* [Records for the exercise]
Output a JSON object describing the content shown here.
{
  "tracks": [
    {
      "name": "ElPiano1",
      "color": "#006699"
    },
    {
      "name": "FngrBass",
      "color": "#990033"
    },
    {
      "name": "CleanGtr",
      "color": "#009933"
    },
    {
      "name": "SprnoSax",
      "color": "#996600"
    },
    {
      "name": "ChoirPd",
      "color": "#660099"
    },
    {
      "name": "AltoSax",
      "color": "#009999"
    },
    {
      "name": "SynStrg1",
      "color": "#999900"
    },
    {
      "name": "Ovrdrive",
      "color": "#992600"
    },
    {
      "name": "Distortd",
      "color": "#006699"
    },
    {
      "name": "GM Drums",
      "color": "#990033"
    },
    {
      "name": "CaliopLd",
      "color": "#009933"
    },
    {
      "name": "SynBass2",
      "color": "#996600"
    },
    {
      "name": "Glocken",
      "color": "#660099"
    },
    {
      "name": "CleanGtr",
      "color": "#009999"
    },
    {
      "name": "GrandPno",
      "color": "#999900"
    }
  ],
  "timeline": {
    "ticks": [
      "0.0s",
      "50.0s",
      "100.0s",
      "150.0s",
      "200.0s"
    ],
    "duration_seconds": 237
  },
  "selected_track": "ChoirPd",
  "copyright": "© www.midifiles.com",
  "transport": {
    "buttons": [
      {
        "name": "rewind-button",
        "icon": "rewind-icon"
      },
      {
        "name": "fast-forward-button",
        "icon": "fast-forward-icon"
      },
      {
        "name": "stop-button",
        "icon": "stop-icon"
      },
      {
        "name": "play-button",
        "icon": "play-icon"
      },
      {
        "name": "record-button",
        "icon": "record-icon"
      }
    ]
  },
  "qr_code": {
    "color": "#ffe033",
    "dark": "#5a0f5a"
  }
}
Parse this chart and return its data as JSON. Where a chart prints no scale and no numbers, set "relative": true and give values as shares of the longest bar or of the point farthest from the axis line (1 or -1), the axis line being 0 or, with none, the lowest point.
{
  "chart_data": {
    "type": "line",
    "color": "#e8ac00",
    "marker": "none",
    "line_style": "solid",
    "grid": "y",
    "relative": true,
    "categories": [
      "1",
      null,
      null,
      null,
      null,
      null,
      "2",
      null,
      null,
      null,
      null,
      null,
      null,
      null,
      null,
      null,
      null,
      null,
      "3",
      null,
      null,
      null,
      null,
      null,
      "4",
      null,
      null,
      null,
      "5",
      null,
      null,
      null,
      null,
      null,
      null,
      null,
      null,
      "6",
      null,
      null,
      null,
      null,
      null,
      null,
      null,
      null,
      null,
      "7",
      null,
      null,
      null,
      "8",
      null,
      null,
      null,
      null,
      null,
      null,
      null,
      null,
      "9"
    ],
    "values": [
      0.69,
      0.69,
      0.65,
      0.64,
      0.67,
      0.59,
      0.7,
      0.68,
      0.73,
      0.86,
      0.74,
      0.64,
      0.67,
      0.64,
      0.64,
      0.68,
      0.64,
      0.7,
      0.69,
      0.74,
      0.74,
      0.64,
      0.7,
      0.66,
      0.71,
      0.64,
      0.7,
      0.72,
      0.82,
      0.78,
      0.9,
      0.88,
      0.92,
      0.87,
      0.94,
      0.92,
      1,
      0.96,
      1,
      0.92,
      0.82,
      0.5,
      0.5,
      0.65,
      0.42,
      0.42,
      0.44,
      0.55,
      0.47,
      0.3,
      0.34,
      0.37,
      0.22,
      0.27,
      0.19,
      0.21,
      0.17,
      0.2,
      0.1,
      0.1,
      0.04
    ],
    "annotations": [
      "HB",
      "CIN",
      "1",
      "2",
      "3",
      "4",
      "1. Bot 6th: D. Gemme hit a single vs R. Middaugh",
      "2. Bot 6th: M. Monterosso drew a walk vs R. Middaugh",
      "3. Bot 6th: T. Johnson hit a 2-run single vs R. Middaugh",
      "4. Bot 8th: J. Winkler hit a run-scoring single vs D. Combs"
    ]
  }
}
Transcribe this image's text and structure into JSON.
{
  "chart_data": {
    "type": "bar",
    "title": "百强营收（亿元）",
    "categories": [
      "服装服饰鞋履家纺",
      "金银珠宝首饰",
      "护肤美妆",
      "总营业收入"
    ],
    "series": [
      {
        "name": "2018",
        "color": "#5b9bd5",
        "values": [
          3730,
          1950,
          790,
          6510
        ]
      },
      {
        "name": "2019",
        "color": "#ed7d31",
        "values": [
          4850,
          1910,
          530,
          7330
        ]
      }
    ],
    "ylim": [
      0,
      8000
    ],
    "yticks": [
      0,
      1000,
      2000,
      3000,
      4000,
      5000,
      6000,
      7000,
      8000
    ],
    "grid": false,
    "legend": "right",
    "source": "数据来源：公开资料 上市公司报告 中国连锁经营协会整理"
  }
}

* [To be done] Can you reproduce all the material exactly?

* [Answer for this exercise]
Output a JSON object describing the content shown here.
{
  "tracks": [
    {
      "name": "ElPiano1",
      "color": "#006699"
    },
    {
      "name": "FngrBass",
      "color": "#990033"
    },
    {
      "name": "CleanGtr",
      "color": "#009933"
    },
    {
      "name": "SprnoSax",
      "color": "#996600"
    },
    {
      "name": "ChoirPd",
      "color": "#660099"
    },
    {
      "name": "AltoSax",
      "color": "#009999"
    },
    {
      "name": "SynStrg1",
      "color": "#999900"
    },
    {
      "name": "Ovrdrive",
      "color": "#992600"
    },
    {
      "name": "Distortd",
      "color": "#006699"
    },
    {
      "name": "GM Drums",
      "color": "#990033"
    },
    {
      "name": "CaliopLd",
      "color": "#009933"
    },
    {
      "name": "SynBass2",
      "color": "#996600"
    },
    {
      "name": "Glocken",
      "color": "#660099"
    },
    {
      "name": "CleanGtr",
      "color": "#009999"
    },
    {
      "name": "GrandPno",
      "color": "#999900"
    }
  ],
  "timeline": {
    "ticks": [
      "0.0s",
      "50.0s",
      "100.0s",
      "150.0s",
      "200.0s"
    ],
    "duration_seconds": 237
  },
  "selected_track": "ChoirPd",
  "copyright": "© www.midifiles.com",
  "transport": {
    "buttons": [
      {
        "name": "rewind-button",
        "icon": "rewind-icon"
      },
      {
        "name": "fast-forward-button",
        "icon": "fast-forward-icon"
      },
      {
        "name": "stop-button",
        "icon": "stop-icon"
      },
      {
        "name": "play-button",
        "icon": "play-icon"
      },
      {
        "name": "record-button",
        "icon": "record-icon"
      }
    ]
  },
  "qr_code": {
    "color": "#ffe033",
    "dark": "#5a0f5a"
  }
}
Parse this chart and return its data as JSON. Where a chart prints no scale and no numbers, set "relative": true and give values as shares of the longest bar or of the point farthest from the axis line (1 or -1), the axis line being 0 or, with none, the lowest point.
{
  "chart_data": {
    "type": "line",
    "color": "#e8ac00",
    "marker": "none",
    "line_style": "solid",
    "grid": "y",
    "relative": true,
    "categories": [
      "1",
      null,
      null,
      null,
      null,
      null,
      "2",
      null,
      null,
      null,
      null,
      null,
      null,
      null,
      null,
      null,
      null,
      null,
      "3",
      null,
      null,
      null,
      null,
      null,
      "4",
      null,
      null,
      null,
      "5",
      null,
      null,
      null,
      null,
      null,
      null,
      null,
      null,
      "6",
      null,
      null,
      null,
      null,
      null,
      null,
      null,
      null,
      null,
      "7",
      null,
      null,
      null,
      "8",
      null,
      null,
      null,
      null,
      null,
      null,
      null,
      null,
      "9"
    ],
    "values": [
      0.69,
      0.69,
      0.65,
      0.64,
      0.67,
      0.59,
      0.7,
      0.68,
      0.73,
      0.86,
      0.74,
      0.64,
      0.67,
      0.64,
      0.64,
      0.68,
      0.64,
      0.7,
      0.69,
      0.74,
      0.74,
      0.64,
      0.7,
      0.66,
      0.71,
      0.64,
      0.7,
      0.72,
      0.82,
      0.78,
      0.9,
      0.88,
      0.92,
      0.87,
      0.94,
      0.92,
      1,
      0.96,
      1,
      0.92,
      0.82,
      0.5,
      0.5,
      0.65,
      0.42,
      0.42,
      0.44,
      0.55,
      0.47,
      0.3,
      0.34,
      0.37,
      0.22,
      0.27,
      0.19,
      0.21,
      0.17,
      0.2,
      0.1,
      0.1,
      0.04
    ],
    "annotations": [
      "HB",
      "CIN",
      "1",
      "2",
      "3",
      "4",
      "1. Bot 6th: D. Gemme hit a single vs R. Middaugh",
      "2. Bot 6th: M. Monterosso drew a walk vs R. Middaugh",
      "3. Bot 6th: T. Johnson hit a 2-run single vs R. Middaugh",
      "4. Bot 8th: J. Winkler hit a run-scoring single vs D. Combs"
    ]
  }
}
Transcribe this image's text and structure into JSON.
{
  "chart_data": {
    "type": "bar",
    "title": "百强营收（亿元）",
    "categories": [
      "服装服饰鞋履家纺",
      "金银珠宝首饰",
      "护肤美妆",
      "总营业收入"
    ],
    "series": [
      {
        "name": "2018",
        "color": "#5b9bd5",
        "values": [
          3730,
          1950,
          790,
          6510
        ]
      },
      {
        "name": "2019",
        "color": "#ed7d31",
        "values": [
          4850,
          1910,
          530,
          7330
        ]
      }
    ],
    "ylim": [
      0,
      8000
    ],
    "yticks": [
      0,
      1000,
      2000,
      3000,
      4000,
      5000,
      6000,
      7000,
      8000
    ],
    "grid": false,
    "legend": "right",
    "source": "数据来源：公开资料 上市公司报告 中国连锁经营协会整理"
  }
}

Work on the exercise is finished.